◆ What to work on: Copy each line in the data below that contains the word "unidos".

◆ Extracted material:
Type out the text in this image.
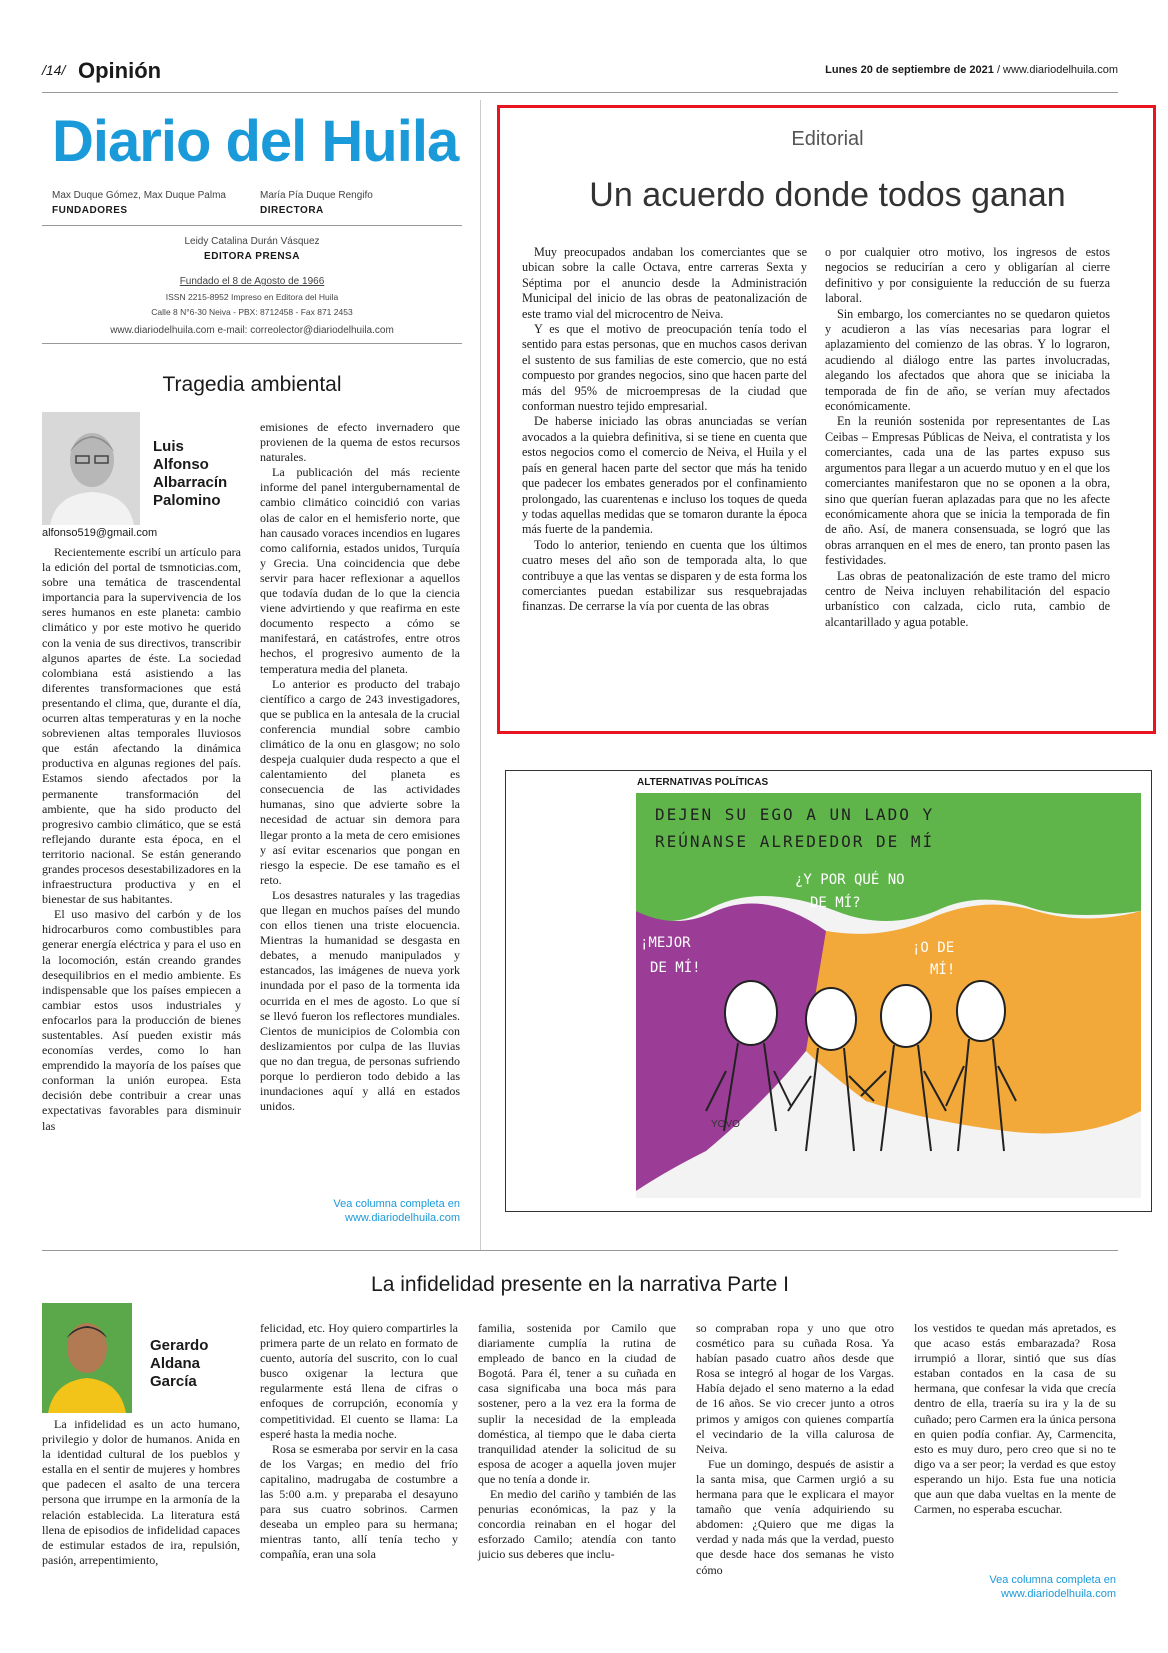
/14/ Opinión	Lunes 20 de septiembre de 2021 / www.diariodelhuila.com
Diario del Huila
Max Duque Gómez, Max Duque Palma
FUNDADORES
María Pía Duque Rengifo
DIRECTORA
Leidy Catalina Durán Vásquez
EDITORA PRENSA
Fundado el 8 de Agosto de 1966
ISSN 2215-8952 Impreso en Editora del Huila
Calle 8 N°6-30 Neiva - PBX: 8712458 - Fax 871 2453
www.diariodelhuila.com e-mail: correolector@diariodelhuila.com
Tragedia ambiental
Luis Alfonso Albarracín Palomino
alfonso519@gmail.com

Recientemente escribí un artículo para la edición del portal de tsmnoticias.com, sobre una temática de trascendental importancia para la supervivencia de los seres humanos en este planeta: cambio climático y por este motivo he querido con la venia de sus directivos, transcribir algunos apartes de éste. La sociedad colombiana está asistiendo a las diferentes transformaciones que está presentando el clima, que, durante el día, ocurren altas temperaturas y en la noche sobrevienen altas temporales lluviosos que están afectando la dinámica productiva en algunas regiones del país. Estamos siendo afectados por la permanente transformación del ambiente, que ha sido producto del progresivo cambio climático, que se está reflejando durante esta época, en el territorio nacional. Se están generando grandes procesos desestabilizadores en la infraestructura productiva y en el bienestar de sus habitantes.

El uso masivo del carbón y de los hidrocarburos como combustibles para generar energía eléctrica y para el uso en la locomoción, están creando grandes desequilibrios en el medio ambiente. Es indispensable que los países empiecen a cambiar estos usos industriales y enfocarlos para la producción de bienes sustentables. Así pueden existir más economías verdes, como lo han emprendido la mayoría de los países que conforman la unión europea. Esta decisión debe contribuir a crear unas expectativas favorables para disminuir las

emisiones de efecto invernadero que provienen de la quema de estos recursos naturales.

La publicación del más reciente informe del panel intergubernamental de cambio climático coincidió con varias olas de calor en el hemisferio norte, que han causado voraces incendios en lugares como california, estados unidos, Turquía y Grecia. Una coincidencia que debe servir para hacer reflexionar a aquellos que todavía dudan de lo que la ciencia viene advirtiendo y que reafirma en este documento respecto a cómo se manifestará, en catástrofes, entre otros hechos, el progresivo aumento de la temperatura media del planeta.

Lo anterior es producto del trabajo científico a cargo de 243 investigadores, que se publica en la antesala de la crucial conferencia mundial sobre cambio climático de la onu en glasgow; no solo despeja cualquier duda respecto a que el calentamiento del planeta es consecuencia de las actividades humanas, sino que advierte sobre la necesidad de actuar sin demora para llegar pronto a la meta de cero emisiones y así evitar escenarios que pongan en riesgo la especie. De ese tamaño es el reto.

Los desastres naturales y las tragedias que llegan en muchos países del mundo con ellos tienen una triste elocuencia. Mientras la humanidad se desgasta en debates, a menudo manipulados y estancados, las imágenes de nueva york inundada por el paso de la tormenta ida ocurrida en el mes de agosto. Lo que sí se llevó fueron los reflectores mundiales. Cientos de municipios de Colombia con deslizamientos por culpa de las lluvias que no dan tregua, de personas sufriendo porque lo perdieron todo debido a las inundaciones aquí y allá en estados unidos.

Vea columna completa en www.diariodelhuila.com
Editorial
Un acuerdo donde todos ganan

Muy preocupados andaban los comerciantes que se ubican sobre la calle Octava, entre carreras Sexta y Séptima por el anuncio desde la Administración Municipal del inicio de las obras de peatonalización de este tramo vial del microcentro de Neiva.

Y es que el motivo de preocupación tenía todo el sentido para estas personas, que en muchos casos derivan el sustento de sus familias de este comercio, que no está compuesto por grandes negocios, sino que hacen parte del más del 95% de microempresas de la ciudad que conforman nuestro tejido empresarial.

De haberse iniciado las obras anunciadas se verían avocados a la quiebra definitiva, si se tiene en cuenta que estos negocios como el comercio de Neiva, el Huila y el país en general hacen parte del sector que más ha tenido que padecer los embates generados por el confinamiento prolongado, las cuarentenas e incluso los toques de queda y todas aquellas medidas que se tomaron durante la época más fuerte de la pandemia.

Todo lo anterior, teniendo en cuenta que los últimos cuatro meses del año son de temporada alta, lo que contribuye a que las ventas se disparen y de esta forma los comerciantes puedan estabilizar sus resquebrajadas finanzas. De cerrarse la vía por cuenta de las obras

o por cualquier otro motivo, los ingresos de estos negocios se reducirían a cero y obligarían al cierre definitivo y por consiguiente la reducción de su fuerza laboral.

Sin embargo, los comerciantes no se quedaron quietos y acudieron a las vías necesarias para lograr el aplazamiento del comienzo de las obras. Y lo lograron, acudiendo al diálogo entre las partes involucradas, alegando los afectados que ahora que se iniciaba la temporada de fin de año, se verían muy afectados económicamente.

En la reunión sostenida por representantes de Las Ceibas – Empresas Públicas de Neiva, el contratista y los comerciantes, cada una de las partes expuso sus argumentos para llegar a un acuerdo mutuo y en el que los comerciantes manifestaron que no se oponen a la obra, sino que querían fueran aplazadas para que no les afecte económicamente ahora que se inicia la temporada de fin de año. Así, de manera consensuada, se logró que las obras arranquen en el mes de enero, tan pronto pasen las festividades.

Las obras de peatonalización de este tramo del micro centro de Neiva incluyen rehabilitación del espacio urbanístico con calzada, ciclo ruta, cambio de alcantarillado y agua potable.

YOVO
ALTERNATIVAS POLÍTICAS
DEJEN SU EGO A UN LADO Y
REÚNANSE ALREDEDOR DE MÍ
¿Y POR QUÉ NO
DE MÍ?
¡MEJOR
DE MÍ!
¡O DE
MÍ!
La infidelidad presente en la narrativa Parte I
Gerardo Aldana García

La infidelidad es un acto humano, privilegio y dolor de humanos. Anida en la identidad cultural de los pueblos y estalla en el sentir de mujeres y hombres que padecen el asalto de una tercera persona que irrumpe en la armonía de la relación establecida. La literatura está llena de episodios de infidelidad capaces de estimular estados de ira, repulsión, pasión, arrepentimiento,

felicidad, etc. Hoy quiero compartirles la primera parte de un relato en formato de cuento, autoría del suscrito, con lo cual busco oxigenar la lectura que regularmente está llena de cifras o enfoques de corrupción, economía y competitividad. El cuento se llama: La esperé hasta la media noche.

Rosa se esmeraba por servir en la casa de los Vargas; en medio del frío capitalino, madrugaba de costumbre a las 5:00 a.m. y preparaba el desayuno para sus cuatro sobrinos. Carmen deseaba un empleo para su hermana; mientras tanto, allí tenía techo y compañía, eran una sola

familia, sostenida por Camilo que diariamente cumplía la rutina de empleado de banco en la ciudad de Bogotá. Para él, tener a su cuñada en casa significaba una boca más para sostener, pero a la vez era la forma de suplir la necesidad de la empleada doméstica, al tiempo que le daba cierta tranquilidad atender la solicitud de su esposa de acoger a aquella joven mujer que no tenía a donde ir.

En medio del cariño y también de las penurias económicas, la paz y la concordia reinaban en el hogar del esforzado Camilo; atendía con tanto juicio sus deberes que inclu-

so compraban ropa y uno que otro cosmético para su cuñada Rosa. Ya habían pasado cuatro años desde que Rosa se integró al hogar de los Vargas. Había dejado el seno materno a la edad de 16 años. Se vio crecer junto a otros primos y amigos con quienes compartía el vecindario de la villa calurosa de Neiva.

Fue un domingo, después de asistir a la santa misa, que Carmen urgió a su hermana para que le explicara el mayor tamaño que venía adquiriendo su abdomen: ¿Quiero que me digas la verdad y nada más que la verdad, puesto que desde hace dos semanas he visto cómo

los vestidos te quedan más apretados, es que acaso estás embarazada? Rosa irrumpió a llorar, sintió que sus días estaban contados en la casa de su hermana, que confesar la vida que crecía dentro de ella, traería su ira y la de su cuñado; pero Carmen era la única persona en quien podía confiar. Ay, Carmencita, esto es muy duro, pero creo que si no te digo va a ser peor; la verdad es que estoy esperando un hijo. Esta fue una noticia que aun que daba vueltas en la mente de Carmen, no esperaba escuchar.

Vea columna completa en www.diariodelhuila.com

◆ Final answer:
La publicación del más reciente informe del panel intergubernamental de cambio climático coincidió con varias olas de calor en el hemisferio norte, que han causado voraces incendios en lugares como california, estados unidos, Turquía y Grecia. Una coincidencia que debe servir para hacer reflexionar a aquellos que todavía dudan de lo que la ciencia viene advirtiendo y que reafirma en este documento respecto a cómo se manifestará, en catástrofes, entre otros hechos, el progresivo aumento de la temperatura media del planeta.
Los desastres naturales y las tragedias que llegan en muchos países del mundo con ellos tienen una triste elocuencia. Mientras la humanidad se desgasta en debates, a menudo manipulados y estancados, las imágenes de nueva york inundada por el paso de la tormenta ida ocurrida en el mes de agosto. Lo que sí se llevó fueron los reflectores mundiales. Cientos de municipios de Colombia con deslizamientos por culpa de las lluvias que no dan tregua, de personas sufriendo porque lo perdieron todo debido a las inundaciones aquí y allá en estados unidos.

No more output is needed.